Reproduce each line that includes the word "route".

• **DATA TO PROCESS**
— begin —

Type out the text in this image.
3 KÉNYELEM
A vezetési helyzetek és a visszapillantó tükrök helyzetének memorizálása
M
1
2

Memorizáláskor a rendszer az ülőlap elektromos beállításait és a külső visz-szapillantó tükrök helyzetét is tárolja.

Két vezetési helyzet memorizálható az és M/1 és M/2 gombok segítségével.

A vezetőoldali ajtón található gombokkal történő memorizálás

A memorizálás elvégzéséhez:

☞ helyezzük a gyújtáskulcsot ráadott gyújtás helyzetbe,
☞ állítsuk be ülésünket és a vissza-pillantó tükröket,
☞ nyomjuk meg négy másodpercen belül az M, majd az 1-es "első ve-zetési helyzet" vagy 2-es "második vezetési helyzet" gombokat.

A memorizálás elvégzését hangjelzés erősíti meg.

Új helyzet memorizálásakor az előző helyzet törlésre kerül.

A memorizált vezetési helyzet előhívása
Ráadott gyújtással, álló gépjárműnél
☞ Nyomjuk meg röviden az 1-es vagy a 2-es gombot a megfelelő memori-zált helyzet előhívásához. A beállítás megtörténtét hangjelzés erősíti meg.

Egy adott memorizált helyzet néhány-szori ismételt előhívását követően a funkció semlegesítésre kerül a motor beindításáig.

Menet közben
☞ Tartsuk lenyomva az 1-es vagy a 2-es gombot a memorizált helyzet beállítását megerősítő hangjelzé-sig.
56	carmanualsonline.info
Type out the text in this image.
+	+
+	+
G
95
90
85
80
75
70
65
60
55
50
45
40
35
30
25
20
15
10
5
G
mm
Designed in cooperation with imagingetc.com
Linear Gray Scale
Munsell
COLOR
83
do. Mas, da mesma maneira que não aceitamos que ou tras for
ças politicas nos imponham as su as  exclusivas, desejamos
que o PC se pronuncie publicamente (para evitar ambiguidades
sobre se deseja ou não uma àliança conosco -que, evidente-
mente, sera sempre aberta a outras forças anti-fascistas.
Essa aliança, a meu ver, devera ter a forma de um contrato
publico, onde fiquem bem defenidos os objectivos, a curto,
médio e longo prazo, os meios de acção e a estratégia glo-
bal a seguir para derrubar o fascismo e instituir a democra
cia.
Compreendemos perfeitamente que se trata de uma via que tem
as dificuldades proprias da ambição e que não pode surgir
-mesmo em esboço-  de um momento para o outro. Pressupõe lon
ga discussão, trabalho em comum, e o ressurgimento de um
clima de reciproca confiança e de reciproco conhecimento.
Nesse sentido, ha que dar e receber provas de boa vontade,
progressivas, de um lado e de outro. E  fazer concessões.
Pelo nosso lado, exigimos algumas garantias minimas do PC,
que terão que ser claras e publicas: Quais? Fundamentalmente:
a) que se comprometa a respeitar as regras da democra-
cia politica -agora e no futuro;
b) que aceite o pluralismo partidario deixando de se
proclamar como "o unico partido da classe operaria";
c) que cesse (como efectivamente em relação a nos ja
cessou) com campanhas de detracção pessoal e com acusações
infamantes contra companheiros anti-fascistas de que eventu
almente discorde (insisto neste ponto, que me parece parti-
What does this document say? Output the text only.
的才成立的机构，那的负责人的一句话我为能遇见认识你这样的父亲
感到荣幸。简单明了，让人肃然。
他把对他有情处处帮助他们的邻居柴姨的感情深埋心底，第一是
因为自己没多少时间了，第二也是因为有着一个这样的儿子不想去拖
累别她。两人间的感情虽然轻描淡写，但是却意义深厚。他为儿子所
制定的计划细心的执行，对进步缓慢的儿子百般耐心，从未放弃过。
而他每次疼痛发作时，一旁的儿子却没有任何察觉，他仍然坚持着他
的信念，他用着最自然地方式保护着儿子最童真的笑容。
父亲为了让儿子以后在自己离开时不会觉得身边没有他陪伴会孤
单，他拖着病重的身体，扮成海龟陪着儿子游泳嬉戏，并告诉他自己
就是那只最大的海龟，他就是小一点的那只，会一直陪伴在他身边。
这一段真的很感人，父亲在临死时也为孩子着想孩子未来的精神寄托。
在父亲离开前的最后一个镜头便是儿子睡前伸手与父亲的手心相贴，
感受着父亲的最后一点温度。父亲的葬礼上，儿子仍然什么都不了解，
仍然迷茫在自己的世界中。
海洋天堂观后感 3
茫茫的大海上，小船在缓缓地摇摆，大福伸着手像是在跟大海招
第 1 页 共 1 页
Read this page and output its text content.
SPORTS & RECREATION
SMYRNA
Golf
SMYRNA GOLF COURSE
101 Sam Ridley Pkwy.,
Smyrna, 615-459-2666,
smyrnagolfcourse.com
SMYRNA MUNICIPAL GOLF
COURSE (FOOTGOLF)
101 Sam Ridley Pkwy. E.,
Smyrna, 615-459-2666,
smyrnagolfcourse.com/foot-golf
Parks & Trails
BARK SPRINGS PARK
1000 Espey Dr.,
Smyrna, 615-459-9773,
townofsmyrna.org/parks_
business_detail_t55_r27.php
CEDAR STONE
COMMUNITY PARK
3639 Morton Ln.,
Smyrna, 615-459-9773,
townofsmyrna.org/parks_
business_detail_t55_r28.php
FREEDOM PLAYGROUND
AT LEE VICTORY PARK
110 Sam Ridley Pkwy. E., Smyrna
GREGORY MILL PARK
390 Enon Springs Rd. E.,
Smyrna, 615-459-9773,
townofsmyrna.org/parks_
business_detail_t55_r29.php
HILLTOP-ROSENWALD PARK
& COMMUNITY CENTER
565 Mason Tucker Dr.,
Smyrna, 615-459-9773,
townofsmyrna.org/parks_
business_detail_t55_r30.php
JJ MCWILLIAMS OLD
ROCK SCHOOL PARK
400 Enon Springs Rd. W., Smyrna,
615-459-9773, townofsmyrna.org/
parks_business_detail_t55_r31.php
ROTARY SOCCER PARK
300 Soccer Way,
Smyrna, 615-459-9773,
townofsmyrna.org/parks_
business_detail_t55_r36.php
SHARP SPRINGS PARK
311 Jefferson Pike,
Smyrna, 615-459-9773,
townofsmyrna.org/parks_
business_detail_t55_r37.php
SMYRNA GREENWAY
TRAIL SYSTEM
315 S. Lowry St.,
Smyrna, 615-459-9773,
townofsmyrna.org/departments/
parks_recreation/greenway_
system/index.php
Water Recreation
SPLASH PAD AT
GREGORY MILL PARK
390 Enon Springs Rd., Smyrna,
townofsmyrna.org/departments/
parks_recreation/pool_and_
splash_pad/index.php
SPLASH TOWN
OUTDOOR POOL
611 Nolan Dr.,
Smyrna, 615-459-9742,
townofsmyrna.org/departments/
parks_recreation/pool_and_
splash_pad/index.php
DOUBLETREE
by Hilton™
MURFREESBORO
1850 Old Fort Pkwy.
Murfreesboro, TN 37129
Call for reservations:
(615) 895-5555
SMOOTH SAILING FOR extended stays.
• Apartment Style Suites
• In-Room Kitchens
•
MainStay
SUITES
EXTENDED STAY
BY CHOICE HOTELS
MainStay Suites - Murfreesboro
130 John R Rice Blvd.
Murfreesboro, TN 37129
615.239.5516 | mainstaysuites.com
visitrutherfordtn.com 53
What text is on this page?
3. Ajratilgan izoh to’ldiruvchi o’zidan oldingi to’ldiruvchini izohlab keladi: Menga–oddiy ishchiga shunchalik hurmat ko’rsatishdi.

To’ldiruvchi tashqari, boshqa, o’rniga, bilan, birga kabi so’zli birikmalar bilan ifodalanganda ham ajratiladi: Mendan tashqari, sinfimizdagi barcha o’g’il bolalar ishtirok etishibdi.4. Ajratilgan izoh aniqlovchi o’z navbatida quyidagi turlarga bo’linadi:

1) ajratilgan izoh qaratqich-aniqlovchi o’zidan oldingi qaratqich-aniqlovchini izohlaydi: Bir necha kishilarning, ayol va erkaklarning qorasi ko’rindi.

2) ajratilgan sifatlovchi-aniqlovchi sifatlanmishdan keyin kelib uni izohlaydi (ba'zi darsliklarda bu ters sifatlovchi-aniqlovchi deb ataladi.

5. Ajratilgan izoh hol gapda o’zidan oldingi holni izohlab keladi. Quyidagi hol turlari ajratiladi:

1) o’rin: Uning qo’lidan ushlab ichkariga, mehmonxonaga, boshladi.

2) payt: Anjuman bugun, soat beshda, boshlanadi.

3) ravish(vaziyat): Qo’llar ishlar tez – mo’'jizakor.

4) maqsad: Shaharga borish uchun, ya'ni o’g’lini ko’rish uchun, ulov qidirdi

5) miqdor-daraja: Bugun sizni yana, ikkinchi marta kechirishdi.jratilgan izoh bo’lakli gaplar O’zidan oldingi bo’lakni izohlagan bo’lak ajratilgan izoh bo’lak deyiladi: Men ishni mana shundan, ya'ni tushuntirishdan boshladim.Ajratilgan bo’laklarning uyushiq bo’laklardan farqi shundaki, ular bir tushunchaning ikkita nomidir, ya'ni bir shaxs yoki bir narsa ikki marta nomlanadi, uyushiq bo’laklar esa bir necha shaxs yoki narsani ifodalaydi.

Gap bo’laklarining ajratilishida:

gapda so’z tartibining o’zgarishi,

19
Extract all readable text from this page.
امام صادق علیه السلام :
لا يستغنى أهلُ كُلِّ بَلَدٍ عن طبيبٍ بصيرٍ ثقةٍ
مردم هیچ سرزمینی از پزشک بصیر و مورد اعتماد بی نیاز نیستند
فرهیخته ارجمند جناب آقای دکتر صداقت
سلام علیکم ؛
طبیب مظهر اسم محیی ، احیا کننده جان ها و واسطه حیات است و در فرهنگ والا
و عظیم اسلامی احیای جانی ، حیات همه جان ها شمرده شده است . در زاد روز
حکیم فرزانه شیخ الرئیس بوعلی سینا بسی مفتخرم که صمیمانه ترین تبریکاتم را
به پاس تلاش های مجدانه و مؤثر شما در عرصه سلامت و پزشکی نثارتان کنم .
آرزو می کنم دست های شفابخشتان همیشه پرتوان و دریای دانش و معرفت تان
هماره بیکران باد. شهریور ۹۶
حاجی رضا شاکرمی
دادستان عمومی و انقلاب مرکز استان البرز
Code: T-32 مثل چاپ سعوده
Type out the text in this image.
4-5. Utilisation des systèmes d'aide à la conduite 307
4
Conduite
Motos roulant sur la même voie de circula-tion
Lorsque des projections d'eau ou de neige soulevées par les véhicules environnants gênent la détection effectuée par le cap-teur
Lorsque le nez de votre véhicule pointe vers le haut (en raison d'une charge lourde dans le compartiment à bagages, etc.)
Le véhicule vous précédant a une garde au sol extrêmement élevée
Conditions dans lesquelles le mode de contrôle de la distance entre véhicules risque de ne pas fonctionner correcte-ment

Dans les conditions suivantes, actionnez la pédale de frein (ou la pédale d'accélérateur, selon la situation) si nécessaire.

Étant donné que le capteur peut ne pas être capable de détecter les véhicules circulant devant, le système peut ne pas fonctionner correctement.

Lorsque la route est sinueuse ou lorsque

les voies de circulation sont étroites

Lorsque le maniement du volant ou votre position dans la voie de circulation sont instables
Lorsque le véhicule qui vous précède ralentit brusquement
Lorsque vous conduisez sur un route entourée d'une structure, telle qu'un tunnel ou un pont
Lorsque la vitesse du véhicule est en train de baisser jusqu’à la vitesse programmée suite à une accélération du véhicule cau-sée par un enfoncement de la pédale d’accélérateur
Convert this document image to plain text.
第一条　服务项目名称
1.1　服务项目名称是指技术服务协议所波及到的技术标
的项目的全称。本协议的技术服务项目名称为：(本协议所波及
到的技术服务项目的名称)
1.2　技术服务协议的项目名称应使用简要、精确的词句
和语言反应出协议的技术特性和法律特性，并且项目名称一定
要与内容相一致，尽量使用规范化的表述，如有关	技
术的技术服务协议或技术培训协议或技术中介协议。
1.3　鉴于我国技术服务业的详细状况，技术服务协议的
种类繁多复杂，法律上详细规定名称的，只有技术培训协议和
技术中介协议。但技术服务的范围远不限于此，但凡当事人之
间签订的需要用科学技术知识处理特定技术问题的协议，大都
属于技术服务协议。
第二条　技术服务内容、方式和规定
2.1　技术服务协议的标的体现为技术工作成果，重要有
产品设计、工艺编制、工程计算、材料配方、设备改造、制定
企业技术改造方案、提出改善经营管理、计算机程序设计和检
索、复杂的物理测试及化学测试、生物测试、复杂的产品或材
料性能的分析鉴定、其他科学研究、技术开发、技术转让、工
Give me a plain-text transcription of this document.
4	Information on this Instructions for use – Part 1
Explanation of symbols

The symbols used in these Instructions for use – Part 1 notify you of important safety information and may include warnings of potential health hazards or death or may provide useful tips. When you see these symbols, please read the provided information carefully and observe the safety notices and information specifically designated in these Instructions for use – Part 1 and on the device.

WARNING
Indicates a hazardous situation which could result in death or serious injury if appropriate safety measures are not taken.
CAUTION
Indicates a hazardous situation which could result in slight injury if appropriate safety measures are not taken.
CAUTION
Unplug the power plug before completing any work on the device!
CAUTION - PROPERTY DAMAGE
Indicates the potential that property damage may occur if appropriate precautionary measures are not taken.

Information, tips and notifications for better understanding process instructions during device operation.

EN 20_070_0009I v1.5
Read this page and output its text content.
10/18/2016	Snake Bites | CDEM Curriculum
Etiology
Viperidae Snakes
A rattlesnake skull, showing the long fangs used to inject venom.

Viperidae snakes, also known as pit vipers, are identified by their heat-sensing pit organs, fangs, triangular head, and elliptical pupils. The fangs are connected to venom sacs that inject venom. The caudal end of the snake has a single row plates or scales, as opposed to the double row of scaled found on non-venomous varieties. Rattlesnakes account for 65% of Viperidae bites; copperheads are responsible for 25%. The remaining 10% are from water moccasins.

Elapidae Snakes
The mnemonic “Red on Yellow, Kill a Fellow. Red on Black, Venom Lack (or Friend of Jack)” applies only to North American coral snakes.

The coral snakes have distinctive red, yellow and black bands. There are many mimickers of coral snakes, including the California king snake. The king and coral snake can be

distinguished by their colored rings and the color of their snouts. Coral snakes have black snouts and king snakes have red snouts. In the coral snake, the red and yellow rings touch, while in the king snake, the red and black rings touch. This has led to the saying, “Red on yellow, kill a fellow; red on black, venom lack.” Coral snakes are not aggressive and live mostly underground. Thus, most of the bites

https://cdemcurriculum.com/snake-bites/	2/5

— end —

• **FULL SOLUTION**
Lorsque la route est sinueuse ou lorsque
Lorsque vous conduisez sur un route entourée d'une structure, telle qu'un tunnel ou un pont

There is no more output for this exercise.